[Region annotation records]

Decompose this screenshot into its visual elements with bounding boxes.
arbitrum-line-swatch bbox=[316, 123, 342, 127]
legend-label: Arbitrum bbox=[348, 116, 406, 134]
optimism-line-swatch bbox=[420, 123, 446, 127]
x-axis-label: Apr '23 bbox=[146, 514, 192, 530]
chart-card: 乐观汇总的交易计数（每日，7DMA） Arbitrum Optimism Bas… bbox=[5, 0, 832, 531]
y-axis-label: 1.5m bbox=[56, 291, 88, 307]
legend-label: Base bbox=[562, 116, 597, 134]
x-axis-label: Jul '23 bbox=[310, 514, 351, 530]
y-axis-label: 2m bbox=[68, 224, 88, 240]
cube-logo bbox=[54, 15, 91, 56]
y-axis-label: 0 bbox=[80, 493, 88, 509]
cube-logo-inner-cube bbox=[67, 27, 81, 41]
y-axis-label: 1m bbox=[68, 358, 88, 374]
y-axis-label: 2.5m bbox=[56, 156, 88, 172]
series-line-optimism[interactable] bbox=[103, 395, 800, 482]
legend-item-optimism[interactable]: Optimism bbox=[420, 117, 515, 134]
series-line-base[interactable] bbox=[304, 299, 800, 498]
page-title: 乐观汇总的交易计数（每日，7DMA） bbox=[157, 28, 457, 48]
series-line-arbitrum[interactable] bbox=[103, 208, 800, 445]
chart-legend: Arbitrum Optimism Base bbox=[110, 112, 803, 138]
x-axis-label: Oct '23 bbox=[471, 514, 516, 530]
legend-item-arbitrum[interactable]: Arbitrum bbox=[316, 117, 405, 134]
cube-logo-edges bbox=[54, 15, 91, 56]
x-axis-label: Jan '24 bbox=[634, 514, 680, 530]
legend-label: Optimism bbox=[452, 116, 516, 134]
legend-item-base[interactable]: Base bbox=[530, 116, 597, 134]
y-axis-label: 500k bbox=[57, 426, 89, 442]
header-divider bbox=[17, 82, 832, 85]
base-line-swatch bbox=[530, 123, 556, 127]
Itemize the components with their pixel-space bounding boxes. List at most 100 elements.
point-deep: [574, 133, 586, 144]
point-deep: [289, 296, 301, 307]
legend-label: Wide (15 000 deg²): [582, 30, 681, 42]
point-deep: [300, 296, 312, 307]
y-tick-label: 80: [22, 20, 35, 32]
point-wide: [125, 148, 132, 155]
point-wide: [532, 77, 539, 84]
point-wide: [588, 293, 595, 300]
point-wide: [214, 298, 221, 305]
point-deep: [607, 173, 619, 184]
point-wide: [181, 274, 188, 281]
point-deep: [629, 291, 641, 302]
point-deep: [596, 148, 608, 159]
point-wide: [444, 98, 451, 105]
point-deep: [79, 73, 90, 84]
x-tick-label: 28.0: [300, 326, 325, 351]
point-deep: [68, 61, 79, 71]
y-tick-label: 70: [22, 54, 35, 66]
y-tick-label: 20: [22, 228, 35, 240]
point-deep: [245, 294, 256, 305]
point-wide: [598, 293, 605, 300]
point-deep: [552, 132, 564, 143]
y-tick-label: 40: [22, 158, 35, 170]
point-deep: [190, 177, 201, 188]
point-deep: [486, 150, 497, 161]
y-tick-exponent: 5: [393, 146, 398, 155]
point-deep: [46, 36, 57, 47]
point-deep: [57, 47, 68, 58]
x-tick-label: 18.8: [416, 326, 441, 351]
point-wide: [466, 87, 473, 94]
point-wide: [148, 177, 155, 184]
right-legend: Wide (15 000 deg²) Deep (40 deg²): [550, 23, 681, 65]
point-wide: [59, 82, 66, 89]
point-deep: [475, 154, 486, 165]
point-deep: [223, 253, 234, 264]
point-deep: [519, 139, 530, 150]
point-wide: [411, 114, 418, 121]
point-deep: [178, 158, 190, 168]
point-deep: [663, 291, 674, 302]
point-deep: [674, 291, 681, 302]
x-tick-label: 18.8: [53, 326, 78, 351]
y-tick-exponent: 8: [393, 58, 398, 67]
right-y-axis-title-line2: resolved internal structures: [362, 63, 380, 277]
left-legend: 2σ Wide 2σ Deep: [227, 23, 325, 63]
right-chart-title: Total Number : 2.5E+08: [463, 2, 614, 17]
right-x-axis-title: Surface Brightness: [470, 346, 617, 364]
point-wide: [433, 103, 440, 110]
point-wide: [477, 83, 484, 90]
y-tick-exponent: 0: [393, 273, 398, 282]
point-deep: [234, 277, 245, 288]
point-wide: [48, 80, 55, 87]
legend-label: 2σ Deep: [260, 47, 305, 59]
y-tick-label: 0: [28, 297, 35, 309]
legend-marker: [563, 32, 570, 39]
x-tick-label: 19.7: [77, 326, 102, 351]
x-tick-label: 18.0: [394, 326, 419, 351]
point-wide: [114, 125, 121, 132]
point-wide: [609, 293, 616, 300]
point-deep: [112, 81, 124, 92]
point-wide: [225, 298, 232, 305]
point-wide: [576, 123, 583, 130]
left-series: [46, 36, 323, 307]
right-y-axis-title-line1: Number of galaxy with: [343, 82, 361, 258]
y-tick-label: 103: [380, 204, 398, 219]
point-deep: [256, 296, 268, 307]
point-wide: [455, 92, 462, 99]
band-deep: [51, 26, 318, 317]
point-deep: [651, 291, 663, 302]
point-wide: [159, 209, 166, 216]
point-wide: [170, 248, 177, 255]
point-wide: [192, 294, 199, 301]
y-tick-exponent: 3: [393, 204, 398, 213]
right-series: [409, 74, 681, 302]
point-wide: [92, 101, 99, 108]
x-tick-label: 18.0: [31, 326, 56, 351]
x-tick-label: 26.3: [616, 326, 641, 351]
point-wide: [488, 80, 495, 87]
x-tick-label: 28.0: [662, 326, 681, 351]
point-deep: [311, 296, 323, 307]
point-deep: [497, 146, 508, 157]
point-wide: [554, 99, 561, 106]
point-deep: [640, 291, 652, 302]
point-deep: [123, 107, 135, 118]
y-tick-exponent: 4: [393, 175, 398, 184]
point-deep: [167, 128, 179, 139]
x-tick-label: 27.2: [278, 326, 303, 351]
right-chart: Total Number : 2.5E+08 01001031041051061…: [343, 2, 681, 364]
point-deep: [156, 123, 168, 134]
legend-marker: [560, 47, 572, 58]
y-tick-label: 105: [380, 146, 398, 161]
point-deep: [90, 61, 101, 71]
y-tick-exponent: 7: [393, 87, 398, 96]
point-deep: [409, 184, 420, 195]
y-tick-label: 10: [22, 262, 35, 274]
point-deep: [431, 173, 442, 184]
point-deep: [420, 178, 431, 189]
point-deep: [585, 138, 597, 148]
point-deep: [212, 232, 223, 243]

TASK GOAL — Copy all of these rows verbatim, from the first line to the last.

ANSWER TO THE TASK —
Decompose this screenshot into its visual elements with bounding boxes.
arbitrum-line-swatch bbox=[316, 123, 342, 127]
legend-label: Arbitrum bbox=[348, 116, 406, 134]
optimism-line-swatch bbox=[420, 123, 446, 127]
x-axis-label: Apr '23 bbox=[146, 514, 192, 530]
chart-card: 乐观汇总的交易计数（每日，7DMA） Arbitrum Optimism Bas… bbox=[5, 0, 832, 531]
y-axis-label: 1.5m bbox=[56, 291, 88, 307]
legend-label: Base bbox=[562, 116, 597, 134]
x-axis-label: Jul '23 bbox=[310, 514, 351, 530]
y-axis-label: 2m bbox=[68, 224, 88, 240]
cube-logo bbox=[54, 15, 91, 56]
y-axis-label: 0 bbox=[80, 493, 88, 509]
cube-logo-inner-cube bbox=[67, 27, 81, 41]
y-axis-label: 1m bbox=[68, 358, 88, 374]
y-axis-label: 2.5m bbox=[56, 156, 88, 172]
series-line-optimism[interactable] bbox=[103, 395, 800, 482]
legend-item-optimism[interactable]: Optimism bbox=[420, 117, 515, 134]
series-line-base[interactable] bbox=[304, 299, 800, 498]
page-title: 乐观汇总的交易计数（每日，7DMA） bbox=[157, 28, 457, 48]
series-line-arbitrum[interactable] bbox=[103, 208, 800, 445]
chart-legend: Arbitrum Optimism Base bbox=[110, 112, 803, 138]
x-axis-label: Oct '23 bbox=[471, 514, 516, 530]
legend-item-arbitrum[interactable]: Arbitrum bbox=[316, 117, 405, 134]
cube-logo-edges bbox=[54, 15, 91, 56]
x-axis-label: Jan '24 bbox=[634, 514, 680, 530]
legend-label: Optimism bbox=[452, 116, 516, 134]
legend-item-base[interactable]: Base bbox=[530, 116, 597, 134]
y-axis-label: 500k bbox=[57, 426, 89, 442]
header-divider bbox=[17, 82, 832, 85]
base-line-swatch bbox=[530, 123, 556, 127]
Itemize the components with their pixel-space bounding boxes. List at most 100 elements.
point-deep: [574, 133, 586, 144]
point-deep: [289, 296, 301, 307]
legend-label: Wide (15 000 deg²): [582, 30, 681, 42]
point-deep: [300, 296, 312, 307]
y-tick-label: 80: [22, 20, 35, 32]
point-wide: [125, 148, 132, 155]
point-wide: [532, 77, 539, 84]
point-wide: [588, 293, 595, 300]
point-wide: [214, 298, 221, 305]
point-deep: [607, 173, 619, 184]
point-wide: [181, 274, 188, 281]
point-deep: [629, 291, 641, 302]
point-deep: [596, 148, 608, 159]
point-wide: [444, 98, 451, 105]
point-deep: [79, 73, 90, 84]
x-tick-label: 28.0: [300, 326, 325, 351]
point-deep: [68, 61, 79, 71]
y-tick-label: 70: [22, 54, 35, 66]
y-tick-label: 20: [22, 228, 35, 240]
point-deep: [245, 294, 256, 305]
point-wide: [598, 293, 605, 300]
point-deep: [552, 132, 564, 143]
y-tick-label: 40: [22, 158, 35, 170]
point-deep: [190, 177, 201, 188]
point-deep: [486, 150, 497, 161]
y-tick-exponent: 5: [393, 146, 398, 155]
point-deep: [46, 36, 57, 47]
point-deep: [57, 47, 68, 58]
x-tick-label: 18.8: [416, 326, 441, 351]
point-wide: [466, 87, 473, 94]
point-wide: [148, 177, 155, 184]
right-legend: Wide (15 000 deg²) Deep (40 deg²): [550, 23, 681, 65]
point-wide: [59, 82, 66, 89]
point-deep: [475, 154, 486, 165]
point-deep: [223, 253, 234, 264]
point-deep: [519, 139, 530, 150]
point-wide: [411, 114, 418, 121]
point-deep: [178, 158, 190, 168]
point-deep: [663, 291, 674, 302]
point-deep: [674, 291, 681, 302]
x-tick-label: 18.8: [53, 326, 78, 351]
y-tick-exponent: 8: [393, 58, 398, 67]
right-y-axis-title-line2: resolved internal structures: [362, 63, 380, 277]
left-legend: 2σ Wide 2σ Deep: [227, 23, 325, 63]
right-chart-title: Total Number : 2.5E+08: [463, 2, 614, 17]
right-x-axis-title: Surface Brightness: [470, 346, 617, 364]
point-wide: [433, 103, 440, 110]
point-wide: [477, 83, 484, 90]
y-tick-exponent: 0: [393, 273, 398, 282]
point-deep: [234, 277, 245, 288]
point-wide: [48, 80, 55, 87]
legend-label: 2σ Deep: [260, 47, 305, 59]
y-tick-label: 0: [28, 297, 35, 309]
legend-marker: [563, 32, 570, 39]
x-tick-label: 19.7: [77, 326, 102, 351]
x-tick-label: 18.0: [394, 326, 419, 351]
point-wide: [114, 125, 121, 132]
point-wide: [609, 293, 616, 300]
point-deep: [112, 81, 124, 92]
point-wide: [225, 298, 232, 305]
point-wide: [576, 123, 583, 130]
left-series: [46, 36, 323, 307]
right-y-axis-title-line1: Number of galaxy with: [343, 82, 361, 258]
y-tick-label: 103: [380, 204, 398, 219]
point-deep: [256, 296, 268, 307]
point-wide: [455, 92, 462, 99]
band-deep: [51, 26, 318, 317]
point-deep: [651, 291, 663, 302]
point-wide: [159, 209, 166, 216]
point-wide: [170, 248, 177, 255]
point-wide: [192, 294, 199, 301]
y-tick-exponent: 3: [393, 204, 398, 213]
right-series: [409, 74, 681, 302]
point-wide: [92, 101, 99, 108]
x-tick-label: 18.0: [31, 326, 56, 351]
x-tick-label: 26.3: [616, 326, 641, 351]
point-wide: [488, 80, 495, 87]
x-tick-label: 28.0: [662, 326, 681, 351]
point-deep: [311, 296, 323, 307]
point-deep: [497, 146, 508, 157]
point-wide: [554, 99, 561, 106]
point-deep: [640, 291, 652, 302]
point-deep: [123, 107, 135, 118]
y-tick-exponent: 4: [393, 175, 398, 184]
point-deep: [167, 128, 179, 139]
x-tick-label: 27.2: [278, 326, 303, 351]
right-chart: Total Number : 2.5E+08 01001031041051061…: [343, 2, 681, 364]
point-deep: [156, 123, 168, 134]
legend-marker: [560, 47, 572, 58]
y-tick-label: 105: [380, 146, 398, 161]
point-deep: [90, 61, 101, 71]
y-tick-exponent: 7: [393, 87, 398, 96]
point-deep: [409, 184, 420, 195]
y-tick-label: 10: [22, 262, 35, 274]
point-deep: [431, 173, 442, 184]
point-deep: [420, 178, 431, 189]
point-deep: [585, 138, 597, 148]
point-deep: [212, 232, 223, 243]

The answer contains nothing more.